• **Problem**: Leave out the pictures and reproduce all of the data exactly.

• **Supplied material**:
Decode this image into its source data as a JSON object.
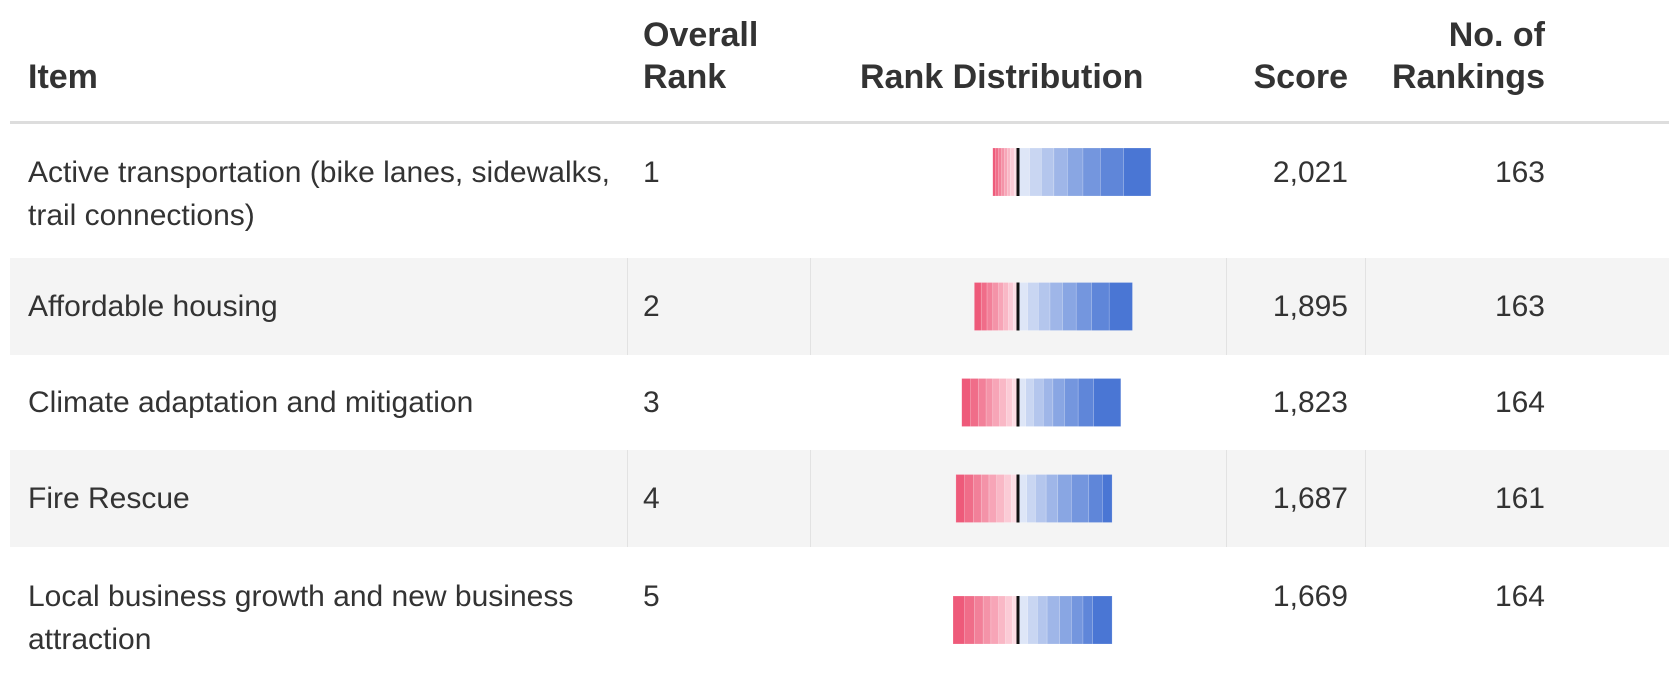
{
  "header": {
    "item": "Item",
    "overall_rank": "Overall Rank",
    "rank_distribution": "Rank Distribution",
    "score": "Score",
    "rankings": "No. of Rankings"
  },
  "rows": [
    {
      "item": "Active transportation (bike lanes, sidewalks, trail connections)",
      "rank": 1,
      "distribution": [
        28,
        24,
        18,
        16,
        14,
        13,
        12,
        12,
        4,
        4,
        3,
        3,
        3,
        3,
        3,
        3
      ],
      "score": "2,021",
      "rankings": 163
    },
    {
      "item": "Affordable housing",
      "rank": 2,
      "distribution": [
        24,
        18,
        16,
        14,
        13,
        12,
        11,
        10,
        5,
        5,
        5,
        5,
        6,
        6,
        6,
        7
      ],
      "score": "1,895",
      "rankings": 163
    },
    {
      "item": "Climate adaptation and mitigation",
      "rank": 3,
      "distribution": [
        28,
        16,
        14,
        12,
        10,
        10,
        8,
        8,
        6,
        6,
        7,
        7,
        7,
        8,
        8,
        9
      ],
      "score": "1,823",
      "rankings": 164
    },
    {
      "item": "Fire Rescue",
      "rank": 4,
      "distribution": [
        10,
        14,
        18,
        14,
        12,
        11,
        9,
        9,
        7,
        7,
        8,
        8,
        8,
        8,
        9,
        9
      ],
      "score": "1,687",
      "rankings": 161
    },
    {
      "item": "Local business growth and new business attraction",
      "rank": 5,
      "distribution": [
        20,
        10,
        12,
        12,
        13,
        10,
        10,
        10,
        6,
        7,
        7,
        8,
        8,
        9,
        10,
        12
      ],
      "score": "1,669",
      "rankings": 164
    }
  ]
}
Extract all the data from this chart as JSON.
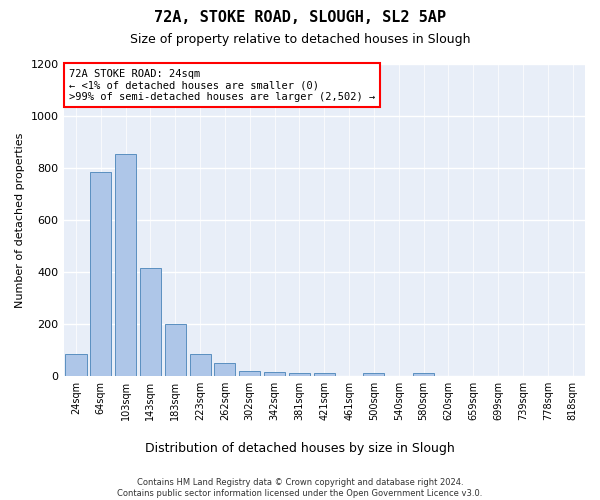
{
  "title1": "72A, STOKE ROAD, SLOUGH, SL2 5AP",
  "title2": "Size of property relative to detached houses in Slough",
  "xlabel": "Distribution of detached houses by size in Slough",
  "ylabel": "Number of detached properties",
  "bar_color": "#aec6e8",
  "bar_edge_color": "#5a8fc0",
  "background_color": "#e8eef8",
  "categories": [
    "24sqm",
    "64sqm",
    "103sqm",
    "143sqm",
    "183sqm",
    "223sqm",
    "262sqm",
    "302sqm",
    "342sqm",
    "381sqm",
    "421sqm",
    "461sqm",
    "500sqm",
    "540sqm",
    "580sqm",
    "620sqm",
    "659sqm",
    "699sqm",
    "739sqm",
    "778sqm",
    "818sqm"
  ],
  "values": [
    85,
    785,
    855,
    415,
    200,
    85,
    50,
    20,
    15,
    10,
    10,
    0,
    10,
    0,
    10,
    0,
    0,
    0,
    0,
    0,
    0
  ],
  "annotation_title": "72A STOKE ROAD: 24sqm",
  "annotation_line1": "← <1% of detached houses are smaller (0)",
  "annotation_line2": ">99% of semi-detached houses are larger (2,502) →",
  "annotation_rect_color": "#ff0000",
  "ylim": [
    0,
    1200
  ],
  "yticks": [
    0,
    200,
    400,
    600,
    800,
    1000,
    1200
  ],
  "footer_line1": "Contains HM Land Registry data © Crown copyright and database right 2024.",
  "footer_line2": "Contains public sector information licensed under the Open Government Licence v3.0."
}
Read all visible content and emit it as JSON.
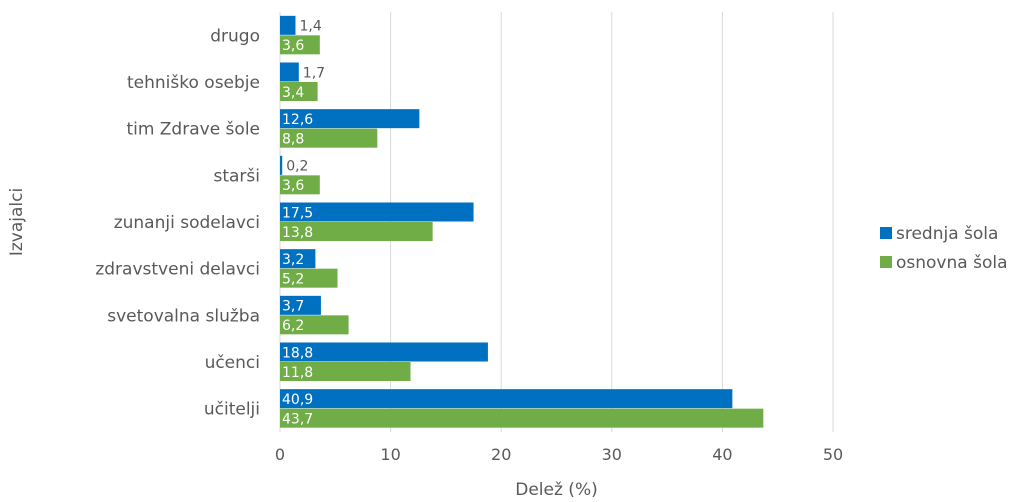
{
  "chart_data": {
    "type": "bar",
    "orientation": "horizontal",
    "categories": [
      "drugo",
      "tehniško osebje",
      "tim Zdrave šole",
      "starši",
      "zunanji sodelavci",
      "zdravstveni delavci",
      "svetovalna služba",
      "učenci",
      "učitelji"
    ],
    "series": [
      {
        "name": "srednja šola",
        "color": "#0070c0",
        "values": [
          1.4,
          1.7,
          12.6,
          0.2,
          17.5,
          3.2,
          3.7,
          18.8,
          40.9
        ],
        "labels": [
          "1,4",
          "1,7",
          "12,6",
          "0,2",
          "17,5",
          "3,2",
          "3,7",
          "18,8",
          "40,9"
        ]
      },
      {
        "name": "osnovna šola",
        "color": "#70ad47",
        "values": [
          3.6,
          3.4,
          8.8,
          3.6,
          13.8,
          5.2,
          6.2,
          11.8,
          43.7
        ],
        "labels": [
          "3,6",
          "3,4",
          "8,8",
          "3,6",
          "13,8",
          "5,2",
          "6,2",
          "11,8",
          "43,7"
        ]
      }
    ],
    "xlabel": "Delež (%)",
    "ylabel": "Izvajalci",
    "xlim": [
      0,
      50
    ],
    "xticks": [
      0,
      10,
      20,
      30,
      40,
      50
    ],
    "vertical_gridlines": true,
    "legend_position": "right"
  }
}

• **Exercise answer**:
Decode this image into its source data as a JSON object.
{
  "header": {
    "item": "Item",
    "overall_rank": "Overall Rank",
    "rank_distribution": "Rank Distribution",
    "score": "Score",
    "rankings": "No. of Rankings"
  },
  "rows": [
    {
      "item": "Active transportation (bike lanes, sidewalks, trail connections)",
      "rank": 1,
      "distribution": [
        28,
        24,
        18,
        16,
        14,
        13,
        12,
        12,
        4,
        4,
        3,
        3,
        3,
        3,
        3,
        3
      ],
      "score": "2,021",
      "rankings": 163
    },
    {
      "item": "Affordable housing",
      "rank": 2,
      "distribution": [
        24,
        18,
        16,
        14,
        13,
        12,
        11,
        10,
        5,
        5,
        5,
        5,
        6,
        6,
        6,
        7
      ],
      "score": "1,895",
      "rankings": 163
    },
    {
      "item": "Climate adaptation and mitigation",
      "rank": 3,
      "distribution": [
        28,
        16,
        14,
        12,
        10,
        10,
        8,
        8,
        6,
        6,
        7,
        7,
        7,
        8,
        8,
        9
      ],
      "score": "1,823",
      "rankings": 164
    },
    {
      "item": "Fire Rescue",
      "rank": 4,
      "distribution": [
        10,
        14,
        18,
        14,
        12,
        11,
        9,
        9,
        7,
        7,
        8,
        8,
        8,
        8,
        9,
        9
      ],
      "score": "1,687",
      "rankings": 161
    },
    {
      "item": "Local business growth and new business attraction",
      "rank": 5,
      "distribution": [
        20,
        10,
        12,
        12,
        13,
        10,
        10,
        10,
        6,
        7,
        7,
        8,
        8,
        9,
        10,
        12
      ],
      "score": "1,669",
      "rankings": 164
    }
  ]
}
Extract all the data from this chart as JSON.
{
  "title1": "72A, STOKE ROAD, SLOUGH, SL2 5AP",
  "title2": "Size of property relative to detached houses in Slough",
  "xlabel": "Distribution of detached houses by size in Slough",
  "ylabel": "Number of detached properties",
  "bar_color": "#aec6e8",
  "bar_edge_color": "#5a8fc0",
  "background_color": "#e8eef8",
  "categories": [
    "24sqm",
    "64sqm",
    "103sqm",
    "143sqm",
    "183sqm",
    "223sqm",
    "262sqm",
    "302sqm",
    "342sqm",
    "381sqm",
    "421sqm",
    "461sqm",
    "500sqm",
    "540sqm",
    "580sqm",
    "620sqm",
    "659sqm",
    "699sqm",
    "739sqm",
    "778sqm",
    "818sqm"
  ],
  "values": [
    85,
    785,
    855,
    415,
    200,
    85,
    50,
    20,
    15,
    10,
    10,
    0,
    10,
    0,
    10,
    0,
    0,
    0,
    0,
    0,
    0
  ],
  "annotation_title": "72A STOKE ROAD: 24sqm",
  "annotation_line1": "← <1% of detached houses are smaller (0)",
  "annotation_line2": ">99% of semi-detached houses are larger (2,502) →",
  "annotation_rect_color": "#ff0000",
  "ylim": [
    0,
    1200
  ],
  "yticks": [
    0,
    200,
    400,
    600,
    800,
    1000,
    1200
  ],
  "footer_line1": "Contains HM Land Registry data © Crown copyright and database right 2024.",
  "footer_line2": "Contains public sector information licensed under the Open Government Licence v3.0."
}
Read all visible content and emit it as JSON.
{
  "chart_data": {
    "type": "bar",
    "orientation": "horizontal",
    "categories": [
      "drugo",
      "tehniško osebje",
      "tim Zdrave šole",
      "starši",
      "zunanji sodelavci",
      "zdravstveni delavci",
      "svetovalna služba",
      "učenci",
      "učitelji"
    ],
    "series": [
      {
        "name": "srednja šola",
        "color": "#0070c0",
        "values": [
          1.4,
          1.7,
          12.6,
          0.2,
          17.5,
          3.2,
          3.7,
          18.8,
          40.9
        ],
        "labels": [
          "1,4",
          "1,7",
          "12,6",
          "0,2",
          "17,5",
          "3,2",
          "3,7",
          "18,8",
          "40,9"
        ]
      },
      {
        "name": "osnovna šola",
        "color": "#70ad47",
        "values": [
          3.6,
          3.4,
          8.8,
          3.6,
          13.8,
          5.2,
          6.2,
          11.8,
          43.7
        ],
        "labels": [
          "3,6",
          "3,4",
          "8,8",
          "3,6",
          "13,8",
          "5,2",
          "6,2",
          "11,8",
          "43,7"
        ]
      }
    ],
    "xlabel": "Delež (%)",
    "ylabel": "Izvajalci",
    "xlim": [
      0,
      50
    ],
    "xticks": [
      0,
      10,
      20,
      30,
      40,
      50
    ],
    "vertical_gridlines": true,
    "legend_position": "right"
  }
}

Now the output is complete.